● **Given request**
Retype the full set of records. Keep every character identical.

──────────────────────────────

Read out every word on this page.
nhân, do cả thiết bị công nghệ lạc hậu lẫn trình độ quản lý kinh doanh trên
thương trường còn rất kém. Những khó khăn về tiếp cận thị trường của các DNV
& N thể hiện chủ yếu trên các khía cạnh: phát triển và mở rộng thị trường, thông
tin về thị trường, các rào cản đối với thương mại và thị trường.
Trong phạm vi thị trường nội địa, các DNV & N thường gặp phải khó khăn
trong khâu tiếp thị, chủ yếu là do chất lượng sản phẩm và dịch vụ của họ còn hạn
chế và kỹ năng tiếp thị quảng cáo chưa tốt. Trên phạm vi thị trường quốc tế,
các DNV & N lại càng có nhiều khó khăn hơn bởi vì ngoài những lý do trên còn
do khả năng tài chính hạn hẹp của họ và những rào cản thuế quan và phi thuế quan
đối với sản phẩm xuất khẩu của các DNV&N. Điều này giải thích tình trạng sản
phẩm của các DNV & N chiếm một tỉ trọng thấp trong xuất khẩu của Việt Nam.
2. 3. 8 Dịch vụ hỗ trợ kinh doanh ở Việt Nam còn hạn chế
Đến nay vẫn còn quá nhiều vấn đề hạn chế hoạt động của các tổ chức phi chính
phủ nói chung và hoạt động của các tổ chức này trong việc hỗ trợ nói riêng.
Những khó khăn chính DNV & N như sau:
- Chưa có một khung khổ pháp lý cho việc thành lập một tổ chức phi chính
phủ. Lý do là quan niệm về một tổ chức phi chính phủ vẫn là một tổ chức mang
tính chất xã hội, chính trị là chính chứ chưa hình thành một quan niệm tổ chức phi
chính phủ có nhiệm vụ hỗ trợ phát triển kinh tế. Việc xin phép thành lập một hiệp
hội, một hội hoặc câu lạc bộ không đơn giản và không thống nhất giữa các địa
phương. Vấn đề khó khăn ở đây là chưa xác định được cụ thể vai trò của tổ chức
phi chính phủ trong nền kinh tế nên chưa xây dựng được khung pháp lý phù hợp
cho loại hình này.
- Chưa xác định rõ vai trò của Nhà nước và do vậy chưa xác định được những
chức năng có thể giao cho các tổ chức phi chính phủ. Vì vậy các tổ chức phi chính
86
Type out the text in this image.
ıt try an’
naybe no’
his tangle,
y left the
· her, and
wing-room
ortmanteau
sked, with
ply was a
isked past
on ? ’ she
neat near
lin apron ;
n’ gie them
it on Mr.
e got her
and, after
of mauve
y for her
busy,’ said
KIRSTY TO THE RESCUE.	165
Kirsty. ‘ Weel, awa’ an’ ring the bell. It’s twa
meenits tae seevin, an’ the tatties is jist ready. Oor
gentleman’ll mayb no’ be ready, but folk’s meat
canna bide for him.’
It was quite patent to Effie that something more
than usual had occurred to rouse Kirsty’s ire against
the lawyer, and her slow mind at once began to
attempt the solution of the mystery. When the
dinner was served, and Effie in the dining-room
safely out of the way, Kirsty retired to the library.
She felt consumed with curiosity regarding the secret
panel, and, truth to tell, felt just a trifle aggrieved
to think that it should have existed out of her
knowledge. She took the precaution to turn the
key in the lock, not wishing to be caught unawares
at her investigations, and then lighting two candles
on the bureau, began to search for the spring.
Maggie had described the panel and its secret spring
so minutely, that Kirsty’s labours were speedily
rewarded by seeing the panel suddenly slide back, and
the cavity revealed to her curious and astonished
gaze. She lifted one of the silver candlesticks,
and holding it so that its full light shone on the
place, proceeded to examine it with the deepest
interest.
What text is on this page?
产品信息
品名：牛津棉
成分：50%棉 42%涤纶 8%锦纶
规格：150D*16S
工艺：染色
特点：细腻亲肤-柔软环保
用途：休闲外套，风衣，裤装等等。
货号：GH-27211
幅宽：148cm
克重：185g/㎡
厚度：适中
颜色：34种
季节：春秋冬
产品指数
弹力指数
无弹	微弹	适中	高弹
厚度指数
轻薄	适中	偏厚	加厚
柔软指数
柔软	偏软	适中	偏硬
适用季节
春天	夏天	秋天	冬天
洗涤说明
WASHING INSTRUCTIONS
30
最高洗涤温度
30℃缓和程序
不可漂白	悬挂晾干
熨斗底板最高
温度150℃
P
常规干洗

──────────────────────────────

● **Result of the task**
Read out every word on this page.
nhân, do cả thiết bị công nghệ lạc hậu lẫn trình độ quản lý kinh doanh trên
thương trường còn rất kém. Những khó khăn về tiếp cận thị trường của các DNV
& N thể hiện chủ yếu trên các khía cạnh: phát triển và mở rộng thị trường, thông
tin về thị trường, các rào cản đối với thương mại và thị trường.
Trong phạm vi thị trường nội địa, các DNV & N thường gặp phải khó khăn
trong khâu tiếp thị, chủ yếu là do chất lượng sản phẩm và dịch vụ của họ còn hạn
chế và kỹ năng tiếp thị quảng cáo chưa tốt. Trên phạm vi thị trường quốc tế,
các DNV & N lại càng có nhiều khó khăn hơn bởi vì ngoài những lý do trên còn
do khả năng tài chính hạn hẹp của họ và những rào cản thuế quan và phi thuế quan
đối với sản phẩm xuất khẩu của các DNV&N. Điều này giải thích tình trạng sản
phẩm của các DNV & N chiếm một tỉ trọng thấp trong xuất khẩu của Việt Nam.
2. 3. 8 Dịch vụ hỗ trợ kinh doanh ở Việt Nam còn hạn chế
Đến nay vẫn còn quá nhiều vấn đề hạn chế hoạt động của các tổ chức phi chính
phủ nói chung và hoạt động của các tổ chức này trong việc hỗ trợ nói riêng.
Những khó khăn chính DNV & N như sau:
- Chưa có một khung khổ pháp lý cho việc thành lập một tổ chức phi chính
phủ. Lý do là quan niệm về một tổ chức phi chính phủ vẫn là một tổ chức mang
tính chất xã hội, chính trị là chính chứ chưa hình thành một quan niệm tổ chức phi
chính phủ có nhiệm vụ hỗ trợ phát triển kinh tế. Việc xin phép thành lập một hiệp
hội, một hội hoặc câu lạc bộ không đơn giản và không thống nhất giữa các địa
phương. Vấn đề khó khăn ở đây là chưa xác định được cụ thể vai trò của tổ chức
phi chính phủ trong nền kinh tế nên chưa xây dựng được khung pháp lý phù hợp
cho loại hình này.
- Chưa xác định rõ vai trò của Nhà nước và do vậy chưa xác định được những
chức năng có thể giao cho các tổ chức phi chính phủ. Vì vậy các tổ chức phi chính
86
Type out the text in this image.
ıt try an’
naybe no’
his tangle,
y left the
· her, and
wing-room
ortmanteau
sked, with
ply was a
isked past
on ? ’ she
neat near
lin apron ;
n’ gie them
it on Mr.
e got her
and, after
of mauve
y for her
busy,’ said
KIRSTY TO THE RESCUE.	165
Kirsty. ‘ Weel, awa’ an’ ring the bell. It’s twa
meenits tae seevin, an’ the tatties is jist ready. Oor
gentleman’ll mayb no’ be ready, but folk’s meat
canna bide for him.’
It was quite patent to Effie that something more
than usual had occurred to rouse Kirsty’s ire against
the lawyer, and her slow mind at once began to
attempt the solution of the mystery. When the
dinner was served, and Effie in the dining-room
safely out of the way, Kirsty retired to the library.
She felt consumed with curiosity regarding the secret
panel, and, truth to tell, felt just a trifle aggrieved
to think that it should have existed out of her
knowledge. She took the precaution to turn the
key in the lock, not wishing to be caught unawares
at her investigations, and then lighting two candles
on the bureau, began to search for the spring.
Maggie had described the panel and its secret spring
so minutely, that Kirsty’s labours were speedily
rewarded by seeing the panel suddenly slide back, and
the cavity revealed to her curious and astonished
gaze. She lifted one of the silver candlesticks,
and holding it so that its full light shone on the
place, proceeded to examine it with the deepest
interest.
What text is on this page?
产品信息
品名：牛津棉
成分：50%棉 42%涤纶 8%锦纶
规格：150D*16S
工艺：染色
特点：细腻亲肤-柔软环保
用途：休闲外套，风衣，裤装等等。
货号：GH-27211
幅宽：148cm
克重：185g/㎡
厚度：适中
颜色：34种
季节：春秋冬
产品指数
弹力指数
无弹	微弹	适中	高弹
厚度指数
轻薄	适中	偏厚	加厚
柔软指数
柔软	偏软	适中	偏硬
适用季节
春天	夏天	秋天	冬天
洗涤说明
WASHING INSTRUCTIONS
30
最高洗涤温度
30℃缓和程序
不可漂白	悬挂晾干
熨斗底板最高
温度150℃
P
常规干洗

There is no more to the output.